Figure contents as structured data
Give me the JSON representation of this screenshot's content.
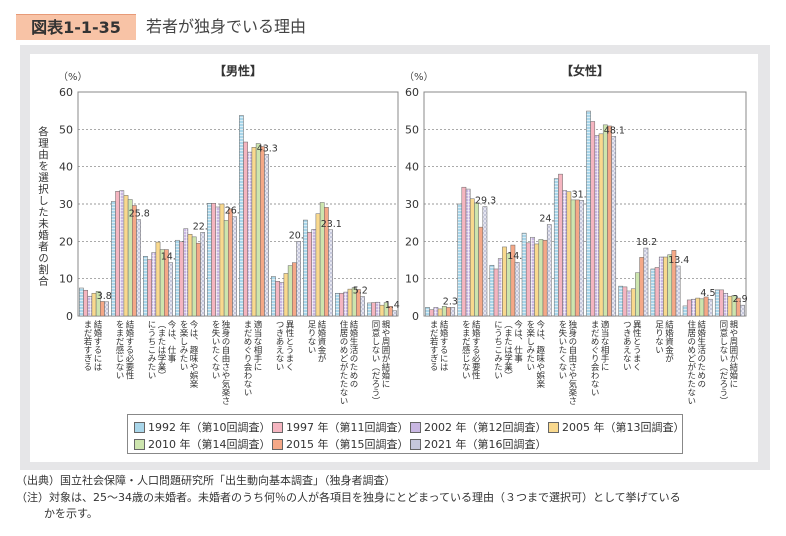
{
  "figure_number": "図表1-1-35",
  "title": "若者が独身でいる理由",
  "y_axis_label": "各理由を選択した未婚者の割合",
  "colors": {
    "1992": "#a9d6ea",
    "1997": "#f5b5c0",
    "2002": "#c9b7e2",
    "2005": "#f9d98e",
    "2010": "#cde5ae",
    "2015": "#f5a887",
    "2021": "#c6c8dc"
  },
  "legend": [
    {
      "label": "1992 年（第10回調査）",
      "key": "1992"
    },
    {
      "label": "1997 年（第11回調査）",
      "key": "1997"
    },
    {
      "label": "2002 年（第12回調査）",
      "key": "2002"
    },
    {
      "label": "2005 年（第13回調査）",
      "key": "2005"
    },
    {
      "label": "2010 年（第14回調査）",
      "key": "2010"
    },
    {
      "label": "2015 年（第15回調査）",
      "key": "2015"
    },
    {
      "label": "2021 年（第16回調査）",
      "key": "2021"
    }
  ],
  "chart_data": [
    {
      "type": "bar",
      "title": "【男性】",
      "yunit": "（%）",
      "ylim": [
        0,
        60
      ],
      "yticks": [
        0,
        10,
        20,
        30,
        40,
        50,
        60
      ],
      "grid": true,
      "categories": [
        "結婚するには\nまだ若すぎる",
        "結婚する必要性\nをまだ感じない",
        "今は、仕事\n（または学業）\nにうちこみたい",
        "今は、趣味や娯楽\nを楽しみたい",
        "独身の自由さや気楽さ\nを失いたくない",
        "適当な相手に\nまだめぐり会わない",
        "異性とうまく\nつきあえない",
        "結婚資金が\n足りない",
        "結婚生活のための\n住居のめどがたたない",
        "親や周囲が結婚に\n同意しない（だろう）"
      ],
      "series": [
        {
          "key": "1992",
          "values": [
            7.5,
            30.7,
            16.0,
            20.3,
            30.2,
            53.7,
            10.6,
            25.7,
            6.1,
            3.5
          ]
        },
        {
          "key": "1997",
          "values": [
            6.9,
            33.4,
            15.1,
            19.9,
            30.2,
            46.6,
            9.3,
            22.4,
            6.1,
            3.6
          ]
        },
        {
          "key": "2002",
          "values": [
            5.3,
            33.6,
            17.0,
            23.4,
            29.2,
            43.9,
            9.0,
            23.2,
            6.4,
            3.7
          ]
        },
        {
          "key": "2005",
          "values": [
            6.1,
            32.3,
            19.8,
            21.9,
            30.0,
            45.2,
            11.4,
            27.4,
            7.2,
            2.9
          ]
        },
        {
          "key": "2010",
          "values": [
            6.6,
            31.2,
            17.8,
            21.2,
            25.6,
            46.2,
            13.5,
            30.4,
            7.6,
            3.6
          ]
        },
        {
          "key": "2015",
          "values": [
            3.9,
            29.6,
            17.8,
            19.5,
            28.7,
            45.4,
            14.3,
            29.1,
            7.1,
            2.6
          ]
        },
        {
          "key": "2021",
          "values": [
            3.8,
            25.8,
            14.3,
            22.4,
            26.6,
            43.3,
            20.0,
            23.1,
            5.2,
            1.4
          ]
        }
      ],
      "data_labels": [
        "3.8",
        "25.8",
        "14.3",
        "22.4",
        "26.6",
        "43.3",
        "20.0",
        "23.1",
        "5.2",
        "1.4"
      ]
    },
    {
      "type": "bar",
      "title": "【女性】",
      "yunit": "（%）",
      "ylim": [
        0,
        60
      ],
      "yticks": [
        0,
        10,
        20,
        30,
        40,
        50,
        60
      ],
      "grid": true,
      "categories": [
        "結婚するには\nまだ若すぎる",
        "結婚する必要性\nをまだ感じない",
        "今は、仕事\n（または学業）\nにうちこみたい",
        "今は、趣味や娯楽\nを楽しみたい",
        "独身の自由さや気楽さ\nを失いたくない",
        "適当な相手に\nまだめぐり会わない",
        "異性とうまく\nつきあえない",
        "結婚資金が\n足りない",
        "結婚生活のための\n住居のめどがたたない",
        "親や周囲が結婚に\n同意しない（だろう）"
      ],
      "series": [
        {
          "key": "1992",
          "values": [
            2.3,
            30.0,
            13.6,
            22.2,
            36.8,
            54.9,
            8.0,
            12.6,
            2.7,
            7.0
          ]
        },
        {
          "key": "1997",
          "values": [
            1.7,
            34.5,
            12.6,
            19.6,
            38.0,
            52.1,
            7.8,
            13.0,
            4.3,
            7.0
          ]
        },
        {
          "key": "2002",
          "values": [
            2.3,
            34.0,
            15.4,
            21.1,
            33.6,
            48.4,
            6.7,
            15.8,
            4.5,
            6.1
          ]
        },
        {
          "key": "2005",
          "values": [
            1.9,
            31.4,
            18.5,
            19.3,
            33.3,
            48.8,
            7.3,
            15.8,
            4.8,
            5.3
          ]
        },
        {
          "key": "2010",
          "values": [
            2.6,
            30.3,
            16.8,
            20.5,
            31.1,
            51.2,
            11.6,
            16.4,
            4.6,
            5.5
          ]
        },
        {
          "key": "2015",
          "values": [
            2.3,
            23.8,
            19.0,
            20.3,
            31.1,
            50.9,
            15.7,
            17.6,
            5.1,
            4.8
          ]
        },
        {
          "key": "2021",
          "values": [
            2.3,
            29.3,
            14.4,
            24.5,
            31.0,
            48.1,
            18.2,
            13.4,
            4.5,
            2.9
          ]
        }
      ],
      "data_labels": [
        "2.3",
        "29.3",
        "14.4",
        "24.5",
        "31.0",
        "48.1",
        "18.2",
        "13.4",
        "4.5",
        "2.9"
      ]
    }
  ],
  "notes": {
    "source": "（出典）国立社会保障・人口問題研究所「出生動向基本調査」（独身者調査）",
    "note_line1": "（注）対象は、25～34歳の未婚者。未婚者のうち何％の人が各項目を独身にとどまっている理由（３つまで選択可）として挙げている",
    "note_line2": "かを示す。"
  }
}
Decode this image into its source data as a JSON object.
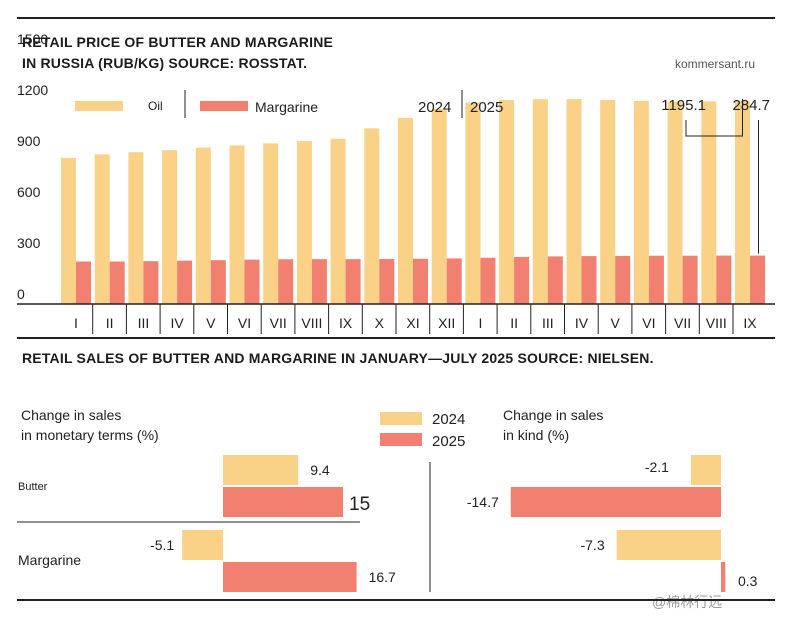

STATED EXERCISE: Verbatim reproduction of every record is required; images are left out.

ANSWER TO THIS PROBLEM:
Give me the JSON representation of this screenshot's content.
{
  "figure_number": "図表1-1-35",
  "title": "若者が独身でいる理由",
  "y_axis_label": "各理由を選択した未婚者の割合",
  "colors": {
    "1992": "#a9d6ea",
    "1997": "#f5b5c0",
    "2002": "#c9b7e2",
    "2005": "#f9d98e",
    "2010": "#cde5ae",
    "2015": "#f5a887",
    "2021": "#c6c8dc"
  },
  "legend": [
    {
      "label": "1992 年（第10回調査）",
      "key": "1992"
    },
    {
      "label": "1997 年（第11回調査）",
      "key": "1997"
    },
    {
      "label": "2002 年（第12回調査）",
      "key": "2002"
    },
    {
      "label": "2005 年（第13回調査）",
      "key": "2005"
    },
    {
      "label": "2010 年（第14回調査）",
      "key": "2010"
    },
    {
      "label": "2015 年（第15回調査）",
      "key": "2015"
    },
    {
      "label": "2021 年（第16回調査）",
      "key": "2021"
    }
  ],
  "chart_data": [
    {
      "type": "bar",
      "title": "【男性】",
      "yunit": "（%）",
      "ylim": [
        0,
        60
      ],
      "yticks": [
        0,
        10,
        20,
        30,
        40,
        50,
        60
      ],
      "grid": true,
      "categories": [
        "結婚するには\nまだ若すぎる",
        "結婚する必要性\nをまだ感じない",
        "今は、仕事\n（または学業）\nにうちこみたい",
        "今は、趣味や娯楽\nを楽しみたい",
        "独身の自由さや気楽さ\nを失いたくない",
        "適当な相手に\nまだめぐり会わない",
        "異性とうまく\nつきあえない",
        "結婚資金が\n足りない",
        "結婚生活のための\n住居のめどがたたない",
        "親や周囲が結婚に\n同意しない（だろう）"
      ],
      "series": [
        {
          "key": "1992",
          "values": [
            7.5,
            30.7,
            16.0,
            20.3,
            30.2,
            53.7,
            10.6,
            25.7,
            6.1,
            3.5
          ]
        },
        {
          "key": "1997",
          "values": [
            6.9,
            33.4,
            15.1,
            19.9,
            30.2,
            46.6,
            9.3,
            22.4,
            6.1,
            3.6
          ]
        },
        {
          "key": "2002",
          "values": [
            5.3,
            33.6,
            17.0,
            23.4,
            29.2,
            43.9,
            9.0,
            23.2,
            6.4,
            3.7
          ]
        },
        {
          "key": "2005",
          "values": [
            6.1,
            32.3,
            19.8,
            21.9,
            30.0,
            45.2,
            11.4,
            27.4,
            7.2,
            2.9
          ]
        },
        {
          "key": "2010",
          "values": [
            6.6,
            31.2,
            17.8,
            21.2,
            25.6,
            46.2,
            13.5,
            30.4,
            7.6,
            3.6
          ]
        },
        {
          "key": "2015",
          "values": [
            3.9,
            29.6,
            17.8,
            19.5,
            28.7,
            45.4,
            14.3,
            29.1,
            7.1,
            2.6
          ]
        },
        {
          "key": "2021",
          "values": [
            3.8,
            25.8,
            14.3,
            22.4,
            26.6,
            43.3,
            20.0,
            23.1,
            5.2,
            1.4
          ]
        }
      ],
      "data_labels": [
        "3.8",
        "25.8",
        "14.3",
        "22.4",
        "26.6",
        "43.3",
        "20.0",
        "23.1",
        "5.2",
        "1.4"
      ]
    },
    {
      "type": "bar",
      "title": "【女性】",
      "yunit": "（%）",
      "ylim": [
        0,
        60
      ],
      "yticks": [
        0,
        10,
        20,
        30,
        40,
        50,
        60
      ],
      "grid": true,
      "categories": [
        "結婚するには\nまだ若すぎる",
        "結婚する必要性\nをまだ感じない",
        "今は、仕事\n（または学業）\nにうちこみたい",
        "今は、趣味や娯楽\nを楽しみたい",
        "独身の自由さや気楽さ\nを失いたくない",
        "適当な相手に\nまだめぐり会わない",
        "異性とうまく\nつきあえない",
        "結婚資金が\n足りない",
        "結婚生活のための\n住居のめどがたたない",
        "親や周囲が結婚に\n同意しない（だろう）"
      ],
      "series": [
        {
          "key": "1992",
          "values": [
            2.3,
            30.0,
            13.6,
            22.2,
            36.8,
            54.9,
            8.0,
            12.6,
            2.7,
            7.0
          ]
        },
        {
          "key": "1997",
          "values": [
            1.7,
            34.5,
            12.6,
            19.6,
            38.0,
            52.1,
            7.8,
            13.0,
            4.3,
            7.0
          ]
        },
        {
          "key": "2002",
          "values": [
            2.3,
            34.0,
            15.4,
            21.1,
            33.6,
            48.4,
            6.7,
            15.8,
            4.5,
            6.1
          ]
        },
        {
          "key": "2005",
          "values": [
            1.9,
            31.4,
            18.5,
            19.3,
            33.3,
            48.8,
            7.3,
            15.8,
            4.8,
            5.3
          ]
        },
        {
          "key": "2010",
          "values": [
            2.6,
            30.3,
            16.8,
            20.5,
            31.1,
            51.2,
            11.6,
            16.4,
            4.6,
            5.5
          ]
        },
        {
          "key": "2015",
          "values": [
            2.3,
            23.8,
            19.0,
            20.3,
            31.1,
            50.9,
            15.7,
            17.6,
            5.1,
            4.8
          ]
        },
        {
          "key": "2021",
          "values": [
            2.3,
            29.3,
            14.4,
            24.5,
            31.0,
            48.1,
            18.2,
            13.4,
            4.5,
            2.9
          ]
        }
      ],
      "data_labels": [
        "2.3",
        "29.3",
        "14.4",
        "24.5",
        "31.0",
        "48.1",
        "18.2",
        "13.4",
        "4.5",
        "2.9"
      ]
    }
  ],
  "notes": {
    "source": "（出典）国立社会保障・人口問題研究所「出生動向基本調査」（独身者調査）",
    "note_line1": "（注）対象は、25～34歳の未婚者。未婚者のうち何％の人が各項目を独身にとどまっている理由（３つまで選択可）として挙げている",
    "note_line2": "かを示す。"
  }
}
Decode this image into its source data as a JSON object.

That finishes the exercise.